PROBLEM STATEMENT:
Output the data that follows exactly, line for line.

DATA FOR THE TASK:
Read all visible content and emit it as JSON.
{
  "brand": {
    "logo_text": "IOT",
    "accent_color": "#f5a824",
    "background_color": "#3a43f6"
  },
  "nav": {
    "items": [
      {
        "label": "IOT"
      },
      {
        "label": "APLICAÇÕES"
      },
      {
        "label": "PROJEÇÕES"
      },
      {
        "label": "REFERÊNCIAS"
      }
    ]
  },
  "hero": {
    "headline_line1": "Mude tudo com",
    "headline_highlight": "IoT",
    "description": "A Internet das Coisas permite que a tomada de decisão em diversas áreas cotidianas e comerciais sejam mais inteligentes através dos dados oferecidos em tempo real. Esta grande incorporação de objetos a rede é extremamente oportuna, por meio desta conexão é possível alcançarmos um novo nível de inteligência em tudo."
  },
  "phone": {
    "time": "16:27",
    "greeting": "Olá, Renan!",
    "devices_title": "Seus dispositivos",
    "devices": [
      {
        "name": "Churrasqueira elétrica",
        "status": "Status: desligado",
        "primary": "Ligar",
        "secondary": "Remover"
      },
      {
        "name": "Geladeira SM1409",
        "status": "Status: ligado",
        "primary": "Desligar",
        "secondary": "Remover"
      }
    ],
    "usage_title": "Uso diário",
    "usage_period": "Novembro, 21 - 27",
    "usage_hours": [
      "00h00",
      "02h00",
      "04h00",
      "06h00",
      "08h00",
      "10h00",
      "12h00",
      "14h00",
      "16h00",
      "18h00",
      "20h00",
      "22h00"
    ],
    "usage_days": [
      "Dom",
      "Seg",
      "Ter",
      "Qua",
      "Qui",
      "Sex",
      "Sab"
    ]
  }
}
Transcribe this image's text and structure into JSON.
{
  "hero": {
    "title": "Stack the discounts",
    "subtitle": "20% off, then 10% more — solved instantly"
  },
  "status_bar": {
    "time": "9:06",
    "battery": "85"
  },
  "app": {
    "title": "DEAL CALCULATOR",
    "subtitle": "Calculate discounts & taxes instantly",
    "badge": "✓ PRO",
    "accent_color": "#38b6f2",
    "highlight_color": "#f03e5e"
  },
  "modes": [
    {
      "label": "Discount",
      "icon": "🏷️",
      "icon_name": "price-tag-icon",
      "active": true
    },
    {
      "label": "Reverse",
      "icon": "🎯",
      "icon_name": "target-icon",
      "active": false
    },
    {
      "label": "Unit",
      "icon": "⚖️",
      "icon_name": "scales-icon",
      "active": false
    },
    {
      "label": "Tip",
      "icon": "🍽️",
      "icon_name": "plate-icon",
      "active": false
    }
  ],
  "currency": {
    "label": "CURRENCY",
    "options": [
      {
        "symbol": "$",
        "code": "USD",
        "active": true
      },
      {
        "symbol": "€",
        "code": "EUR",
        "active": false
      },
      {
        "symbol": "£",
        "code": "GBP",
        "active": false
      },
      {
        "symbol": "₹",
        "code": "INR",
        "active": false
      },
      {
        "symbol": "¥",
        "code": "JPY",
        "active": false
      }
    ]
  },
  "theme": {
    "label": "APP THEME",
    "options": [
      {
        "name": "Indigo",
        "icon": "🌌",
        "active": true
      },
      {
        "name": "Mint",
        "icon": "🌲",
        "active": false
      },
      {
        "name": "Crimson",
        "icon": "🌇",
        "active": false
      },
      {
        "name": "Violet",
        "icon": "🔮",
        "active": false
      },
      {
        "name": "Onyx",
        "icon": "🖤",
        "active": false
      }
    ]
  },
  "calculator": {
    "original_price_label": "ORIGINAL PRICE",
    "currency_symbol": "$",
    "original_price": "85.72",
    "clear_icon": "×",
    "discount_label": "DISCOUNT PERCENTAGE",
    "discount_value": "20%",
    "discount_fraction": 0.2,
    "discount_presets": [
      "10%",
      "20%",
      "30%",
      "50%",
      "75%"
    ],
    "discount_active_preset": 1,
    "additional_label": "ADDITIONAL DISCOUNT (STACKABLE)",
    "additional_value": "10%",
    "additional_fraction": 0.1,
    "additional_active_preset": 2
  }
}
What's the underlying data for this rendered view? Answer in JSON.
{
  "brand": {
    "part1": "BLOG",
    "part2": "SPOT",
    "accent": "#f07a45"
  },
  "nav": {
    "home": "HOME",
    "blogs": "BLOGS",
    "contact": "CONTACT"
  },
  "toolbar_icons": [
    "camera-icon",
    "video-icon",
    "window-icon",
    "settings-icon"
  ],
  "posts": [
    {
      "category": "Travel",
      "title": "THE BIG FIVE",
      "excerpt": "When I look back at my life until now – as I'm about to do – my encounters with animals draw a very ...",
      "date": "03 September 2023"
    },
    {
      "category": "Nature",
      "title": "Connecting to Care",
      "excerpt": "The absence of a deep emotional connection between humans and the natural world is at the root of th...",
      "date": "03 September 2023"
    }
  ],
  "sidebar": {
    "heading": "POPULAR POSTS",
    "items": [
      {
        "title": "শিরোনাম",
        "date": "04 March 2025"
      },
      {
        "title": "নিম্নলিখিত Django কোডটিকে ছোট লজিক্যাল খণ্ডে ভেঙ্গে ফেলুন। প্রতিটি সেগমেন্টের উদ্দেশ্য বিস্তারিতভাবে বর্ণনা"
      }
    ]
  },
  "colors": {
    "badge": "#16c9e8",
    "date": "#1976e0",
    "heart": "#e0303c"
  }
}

FULL SOLUTION:
Read all visible content and emit it as JSON.
{
  "brand": {
    "logo_text": "IOT",
    "accent_color": "#f5a824",
    "background_color": "#3a43f6"
  },
  "nav": {
    "items": [
      {
        "label": "IOT"
      },
      {
        "label": "APLICAÇÕES"
      },
      {
        "label": "PROJEÇÕES"
      },
      {
        "label": "REFERÊNCIAS"
      }
    ]
  },
  "hero": {
    "headline_line1": "Mude tudo com",
    "headline_highlight": "IoT",
    "description": "A Internet das Coisas permite que a tomada de decisão em diversas áreas cotidianas e comerciais sejam mais inteligentes através dos dados oferecidos em tempo real. Esta grande incorporação de objetos a rede é extremamente oportuna, por meio desta conexão é possível alcançarmos um novo nível de inteligência em tudo."
  },
  "phone": {
    "time": "16:27",
    "greeting": "Olá, Renan!",
    "devices_title": "Seus dispositivos",
    "devices": [
      {
        "name": "Churrasqueira elétrica",
        "status": "Status: desligado",
        "primary": "Ligar",
        "secondary": "Remover"
      },
      {
        "name": "Geladeira SM1409",
        "status": "Status: ligado",
        "primary": "Desligar",
        "secondary": "Remover"
      }
    ],
    "usage_title": "Uso diário",
    "usage_period": "Novembro, 21 - 27",
    "usage_hours": [
      "00h00",
      "02h00",
      "04h00",
      "06h00",
      "08h00",
      "10h00",
      "12h00",
      "14h00",
      "16h00",
      "18h00",
      "20h00",
      "22h00"
    ],
    "usage_days": [
      "Dom",
      "Seg",
      "Ter",
      "Qua",
      "Qui",
      "Sex",
      "Sab"
    ]
  }
}
Transcribe this image's text and structure into JSON.
{
  "hero": {
    "title": "Stack the discounts",
    "subtitle": "20% off, then 10% more — solved instantly"
  },
  "status_bar": {
    "time": "9:06",
    "battery": "85"
  },
  "app": {
    "title": "DEAL CALCULATOR",
    "subtitle": "Calculate discounts & taxes instantly",
    "badge": "✓ PRO",
    "accent_color": "#38b6f2",
    "highlight_color": "#f03e5e"
  },
  "modes": [
    {
      "label": "Discount",
      "icon": "🏷️",
      "icon_name": "price-tag-icon",
      "active": true
    },
    {
      "label": "Reverse",
      "icon": "🎯",
      "icon_name": "target-icon",
      "active": false
    },
    {
      "label": "Unit",
      "icon": "⚖️",
      "icon_name": "scales-icon",
      "active": false
    },
    {
      "label": "Tip",
      "icon": "🍽️",
      "icon_name": "plate-icon",
      "active": false
    }
  ],
  "currency": {
    "label": "CURRENCY",
    "options": [
      {
        "symbol": "$",
        "code": "USD",
        "active": true
      },
      {
        "symbol": "€",
        "code": "EUR",
        "active": false
      },
      {
        "symbol": "£",
        "code": "GBP",
        "active": false
      },
      {
        "symbol": "₹",
        "code": "INR",
        "active": false
      },
      {
        "symbol": "¥",
        "code": "JPY",
        "active": false
      }
    ]
  },
  "theme": {
    "label": "APP THEME",
    "options": [
      {
        "name": "Indigo",
        "icon": "🌌",
        "active": true
      },
      {
        "name": "Mint",
        "icon": "🌲",
        "active": false
      },
      {
        "name": "Crimson",
        "icon": "🌇",
        "active": false
      },
      {
        "name": "Violet",
        "icon": "🔮",
        "active": false
      },
      {
        "name": "Onyx",
        "icon": "🖤",
        "active": false
      }
    ]
  },
  "calculator": {
    "original_price_label": "ORIGINAL PRICE",
    "currency_symbol": "$",
    "original_price": "85.72",
    "clear_icon": "×",
    "discount_label": "DISCOUNT PERCENTAGE",
    "discount_value": "20%",
    "discount_fraction": 0.2,
    "discount_presets": [
      "10%",
      "20%",
      "30%",
      "50%",
      "75%"
    ],
    "discount_active_preset": 1,
    "additional_label": "ADDITIONAL DISCOUNT (STACKABLE)",
    "additional_value": "10%",
    "additional_fraction": 0.1,
    "additional_active_preset": 2
  }
}
What's the underlying data for this rendered view? Answer in JSON.
{
  "brand": {
    "part1": "BLOG",
    "part2": "SPOT",
    "accent": "#f07a45"
  },
  "nav": {
    "home": "HOME",
    "blogs": "BLOGS",
    "contact": "CONTACT"
  },
  "toolbar_icons": [
    "camera-icon",
    "video-icon",
    "window-icon",
    "settings-icon"
  ],
  "posts": [
    {
      "category": "Travel",
      "title": "THE BIG FIVE",
      "excerpt": "When I look back at my life until now – as I'm about to do – my encounters with animals draw a very ...",
      "date": "03 September 2023"
    },
    {
      "category": "Nature",
      "title": "Connecting to Care",
      "excerpt": "The absence of a deep emotional connection between humans and the natural world is at the root of th...",
      "date": "03 September 2023"
    }
  ],
  "sidebar": {
    "heading": "POPULAR POSTS",
    "items": [
      {
        "title": "শিরোনাম",
        "date": "04 March 2025"
      },
      {
        "title": "নিম্নলিখিত Django কোডটিকে ছোট লজিক্যাল খণ্ডে ভেঙ্গে ফেলুন। প্রতিটি সেগমেন্টের উদ্দেশ্য বিস্তারিতভাবে বর্ণনা"
      }
    ]
  },
  "colors": {
    "badge": "#16c9e8",
    "date": "#1976e0",
    "heart": "#e0303c"
  }
}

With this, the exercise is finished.